## The exercise
Reproduce the entries below word for word, everything from their first line down to the line containing "p4-icon[interactable]: ▫ — [593, 42, 611, 60]", including that line.

:: Material to process

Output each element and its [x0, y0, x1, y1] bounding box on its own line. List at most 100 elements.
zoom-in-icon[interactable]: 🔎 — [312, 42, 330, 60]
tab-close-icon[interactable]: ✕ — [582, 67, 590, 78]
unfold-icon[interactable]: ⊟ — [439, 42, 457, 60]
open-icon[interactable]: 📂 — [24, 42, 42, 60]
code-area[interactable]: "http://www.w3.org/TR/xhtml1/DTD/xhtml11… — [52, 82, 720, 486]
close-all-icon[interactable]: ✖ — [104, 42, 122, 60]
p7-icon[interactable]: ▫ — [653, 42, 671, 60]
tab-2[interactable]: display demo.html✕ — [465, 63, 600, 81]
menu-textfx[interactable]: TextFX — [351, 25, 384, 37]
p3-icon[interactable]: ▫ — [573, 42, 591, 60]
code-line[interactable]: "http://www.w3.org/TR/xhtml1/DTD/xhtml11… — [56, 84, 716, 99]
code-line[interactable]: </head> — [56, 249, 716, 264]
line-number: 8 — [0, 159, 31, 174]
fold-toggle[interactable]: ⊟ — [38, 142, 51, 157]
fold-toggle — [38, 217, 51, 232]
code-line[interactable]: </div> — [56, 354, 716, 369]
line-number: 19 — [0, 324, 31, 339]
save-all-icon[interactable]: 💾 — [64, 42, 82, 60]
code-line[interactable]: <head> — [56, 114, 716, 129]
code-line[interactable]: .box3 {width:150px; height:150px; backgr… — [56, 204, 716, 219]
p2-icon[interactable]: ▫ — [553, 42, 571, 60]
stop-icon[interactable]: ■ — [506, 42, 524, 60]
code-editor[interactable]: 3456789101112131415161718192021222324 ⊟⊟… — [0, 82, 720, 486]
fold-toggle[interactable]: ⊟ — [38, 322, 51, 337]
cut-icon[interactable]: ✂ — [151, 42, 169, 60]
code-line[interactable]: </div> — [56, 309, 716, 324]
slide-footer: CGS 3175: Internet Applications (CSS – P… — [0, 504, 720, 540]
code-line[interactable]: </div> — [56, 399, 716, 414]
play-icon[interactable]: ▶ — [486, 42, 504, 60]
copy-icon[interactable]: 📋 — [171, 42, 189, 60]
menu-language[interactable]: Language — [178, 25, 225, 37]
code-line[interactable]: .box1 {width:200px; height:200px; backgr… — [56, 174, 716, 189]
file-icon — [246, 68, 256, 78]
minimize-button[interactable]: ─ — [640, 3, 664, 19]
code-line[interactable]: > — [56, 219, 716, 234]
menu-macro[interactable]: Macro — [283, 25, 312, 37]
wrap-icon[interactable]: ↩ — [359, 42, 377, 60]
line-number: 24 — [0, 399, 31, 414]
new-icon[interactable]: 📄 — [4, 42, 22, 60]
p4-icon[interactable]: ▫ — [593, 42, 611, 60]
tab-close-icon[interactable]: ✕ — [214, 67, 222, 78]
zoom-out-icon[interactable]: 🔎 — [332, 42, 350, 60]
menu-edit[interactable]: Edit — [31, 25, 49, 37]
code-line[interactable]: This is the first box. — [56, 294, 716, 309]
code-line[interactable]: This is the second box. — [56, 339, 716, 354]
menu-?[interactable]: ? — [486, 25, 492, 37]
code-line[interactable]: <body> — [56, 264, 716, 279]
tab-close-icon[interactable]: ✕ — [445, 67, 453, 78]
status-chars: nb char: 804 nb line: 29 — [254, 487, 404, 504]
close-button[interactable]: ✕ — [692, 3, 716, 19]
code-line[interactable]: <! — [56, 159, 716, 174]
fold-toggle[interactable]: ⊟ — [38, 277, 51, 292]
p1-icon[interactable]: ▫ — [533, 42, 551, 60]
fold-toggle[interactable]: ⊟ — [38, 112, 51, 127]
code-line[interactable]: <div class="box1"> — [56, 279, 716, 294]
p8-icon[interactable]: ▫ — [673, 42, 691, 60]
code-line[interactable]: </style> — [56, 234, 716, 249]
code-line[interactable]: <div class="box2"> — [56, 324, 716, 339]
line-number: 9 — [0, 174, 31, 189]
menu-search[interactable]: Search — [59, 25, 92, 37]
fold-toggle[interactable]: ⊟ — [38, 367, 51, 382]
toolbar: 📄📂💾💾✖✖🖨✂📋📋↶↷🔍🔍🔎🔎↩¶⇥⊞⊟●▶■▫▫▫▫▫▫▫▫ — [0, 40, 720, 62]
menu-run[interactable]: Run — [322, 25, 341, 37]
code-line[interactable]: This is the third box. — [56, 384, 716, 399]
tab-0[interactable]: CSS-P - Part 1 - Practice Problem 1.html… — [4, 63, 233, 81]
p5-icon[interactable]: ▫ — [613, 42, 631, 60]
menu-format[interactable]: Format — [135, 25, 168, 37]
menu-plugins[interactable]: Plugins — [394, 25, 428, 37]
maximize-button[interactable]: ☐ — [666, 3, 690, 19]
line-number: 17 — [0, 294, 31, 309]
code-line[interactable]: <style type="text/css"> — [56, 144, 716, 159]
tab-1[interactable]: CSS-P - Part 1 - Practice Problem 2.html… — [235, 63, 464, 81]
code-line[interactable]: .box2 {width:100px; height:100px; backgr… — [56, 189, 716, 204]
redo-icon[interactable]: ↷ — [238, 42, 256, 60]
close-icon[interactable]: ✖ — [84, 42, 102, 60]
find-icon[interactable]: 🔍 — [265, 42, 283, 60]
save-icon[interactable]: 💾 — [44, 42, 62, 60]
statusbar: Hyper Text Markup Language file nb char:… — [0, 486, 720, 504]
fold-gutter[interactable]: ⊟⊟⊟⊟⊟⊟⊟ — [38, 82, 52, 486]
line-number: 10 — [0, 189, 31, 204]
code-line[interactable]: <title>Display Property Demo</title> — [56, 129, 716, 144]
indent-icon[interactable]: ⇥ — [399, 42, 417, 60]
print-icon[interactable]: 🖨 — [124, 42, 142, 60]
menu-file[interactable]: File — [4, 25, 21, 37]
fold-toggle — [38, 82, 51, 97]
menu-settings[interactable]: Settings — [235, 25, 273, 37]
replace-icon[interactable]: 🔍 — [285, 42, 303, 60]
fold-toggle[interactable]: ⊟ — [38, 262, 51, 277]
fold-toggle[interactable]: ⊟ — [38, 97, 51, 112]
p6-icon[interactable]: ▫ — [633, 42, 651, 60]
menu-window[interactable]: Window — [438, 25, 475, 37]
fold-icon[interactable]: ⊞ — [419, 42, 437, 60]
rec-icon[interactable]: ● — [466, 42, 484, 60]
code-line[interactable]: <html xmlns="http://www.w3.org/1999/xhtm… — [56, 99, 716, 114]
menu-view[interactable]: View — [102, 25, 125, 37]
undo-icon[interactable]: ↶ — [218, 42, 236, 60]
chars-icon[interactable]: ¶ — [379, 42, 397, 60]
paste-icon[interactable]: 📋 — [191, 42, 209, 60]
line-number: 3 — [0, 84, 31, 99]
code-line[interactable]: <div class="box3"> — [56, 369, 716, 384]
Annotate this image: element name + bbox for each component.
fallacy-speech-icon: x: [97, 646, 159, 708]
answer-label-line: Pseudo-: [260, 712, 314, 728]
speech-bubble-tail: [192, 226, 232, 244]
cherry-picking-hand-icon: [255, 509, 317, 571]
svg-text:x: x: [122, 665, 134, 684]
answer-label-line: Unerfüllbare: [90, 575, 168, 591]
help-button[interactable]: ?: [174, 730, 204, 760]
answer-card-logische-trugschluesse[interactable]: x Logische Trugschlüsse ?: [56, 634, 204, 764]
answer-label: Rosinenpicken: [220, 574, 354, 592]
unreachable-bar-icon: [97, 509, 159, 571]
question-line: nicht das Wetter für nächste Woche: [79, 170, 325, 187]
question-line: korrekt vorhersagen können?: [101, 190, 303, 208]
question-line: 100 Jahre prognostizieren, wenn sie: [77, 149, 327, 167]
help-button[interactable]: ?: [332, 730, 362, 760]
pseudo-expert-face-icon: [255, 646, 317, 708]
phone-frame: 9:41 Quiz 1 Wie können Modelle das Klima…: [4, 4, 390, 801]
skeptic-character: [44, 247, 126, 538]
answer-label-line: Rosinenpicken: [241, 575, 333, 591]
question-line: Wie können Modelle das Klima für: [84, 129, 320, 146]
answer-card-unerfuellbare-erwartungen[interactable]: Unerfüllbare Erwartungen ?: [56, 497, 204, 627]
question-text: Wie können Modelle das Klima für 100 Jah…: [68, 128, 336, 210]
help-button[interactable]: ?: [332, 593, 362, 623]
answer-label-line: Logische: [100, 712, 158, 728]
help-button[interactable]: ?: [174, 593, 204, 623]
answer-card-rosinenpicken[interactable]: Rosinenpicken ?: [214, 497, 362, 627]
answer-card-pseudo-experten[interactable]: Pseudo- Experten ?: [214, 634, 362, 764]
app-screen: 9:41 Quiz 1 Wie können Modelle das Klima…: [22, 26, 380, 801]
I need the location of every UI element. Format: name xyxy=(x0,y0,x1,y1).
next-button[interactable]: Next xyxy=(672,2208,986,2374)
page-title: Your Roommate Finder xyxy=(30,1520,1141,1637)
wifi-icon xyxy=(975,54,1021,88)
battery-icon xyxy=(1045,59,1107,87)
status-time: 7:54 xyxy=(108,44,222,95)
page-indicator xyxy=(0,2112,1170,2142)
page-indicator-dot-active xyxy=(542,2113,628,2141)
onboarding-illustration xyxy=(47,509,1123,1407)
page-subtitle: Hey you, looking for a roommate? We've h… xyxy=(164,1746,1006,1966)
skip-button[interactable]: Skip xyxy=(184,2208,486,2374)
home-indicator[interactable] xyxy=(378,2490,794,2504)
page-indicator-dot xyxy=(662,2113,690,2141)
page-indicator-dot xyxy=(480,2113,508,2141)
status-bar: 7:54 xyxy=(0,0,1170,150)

::::

## Final answer
Output each element and its [x0, y0, x1, y1] bounding box on its own line. List at most 100 elements.
zoom-in-icon[interactable]: 🔎 — [312, 42, 330, 60]
tab-close-icon[interactable]: ✕ — [582, 67, 590, 78]
unfold-icon[interactable]: ⊟ — [439, 42, 457, 60]
open-icon[interactable]: 📂 — [24, 42, 42, 60]
code-area[interactable]: "http://www.w3.org/TR/xhtml1/DTD/xhtml11… — [52, 82, 720, 486]
close-all-icon[interactable]: ✖ — [104, 42, 122, 60]
p7-icon[interactable]: ▫ — [653, 42, 671, 60]
tab-2[interactable]: display demo.html✕ — [465, 63, 600, 81]
menu-textfx[interactable]: TextFX — [351, 25, 384, 37]
p3-icon[interactable]: ▫ — [573, 42, 591, 60]
code-line[interactable]: "http://www.w3.org/TR/xhtml1/DTD/xhtml11… — [56, 84, 716, 99]
code-line[interactable]: </head> — [56, 249, 716, 264]
line-number: 8 — [0, 159, 31, 174]
fold-toggle[interactable]: ⊟ — [38, 142, 51, 157]
fold-toggle — [38, 217, 51, 232]
code-line[interactable]: </div> — [56, 354, 716, 369]
line-number: 19 — [0, 324, 31, 339]
save-all-icon[interactable]: 💾 — [64, 42, 82, 60]
code-line[interactable]: <head> — [56, 114, 716, 129]
code-line[interactable]: .box3 {width:150px; height:150px; backgr… — [56, 204, 716, 219]
p2-icon[interactable]: ▫ — [553, 42, 571, 60]
stop-icon[interactable]: ■ — [506, 42, 524, 60]
code-editor[interactable]: 3456789101112131415161718192021222324 ⊟⊟… — [0, 82, 720, 486]
fold-toggle[interactable]: ⊟ — [38, 322, 51, 337]
cut-icon[interactable]: ✂ — [151, 42, 169, 60]
code-line[interactable]: </div> — [56, 309, 716, 324]
slide-footer: CGS 3175: Internet Applications (CSS – P… — [0, 504, 720, 540]
code-line[interactable]: </div> — [56, 399, 716, 414]
play-icon[interactable]: ▶ — [486, 42, 504, 60]
copy-icon[interactable]: 📋 — [171, 42, 189, 60]
menu-language[interactable]: Language — [178, 25, 225, 37]
code-line[interactable]: .box1 {width:200px; height:200px; backgr… — [56, 174, 716, 189]
file-icon — [246, 68, 256, 78]
minimize-button[interactable]: ─ — [640, 3, 664, 19]
code-line[interactable]: > — [56, 219, 716, 234]
menu-macro[interactable]: Macro — [283, 25, 312, 37]
wrap-icon[interactable]: ↩ — [359, 42, 377, 60]
line-number: 24 — [0, 399, 31, 414]
new-icon[interactable]: 📄 — [4, 42, 22, 60]
p4-icon[interactable]: ▫ — [593, 42, 611, 60]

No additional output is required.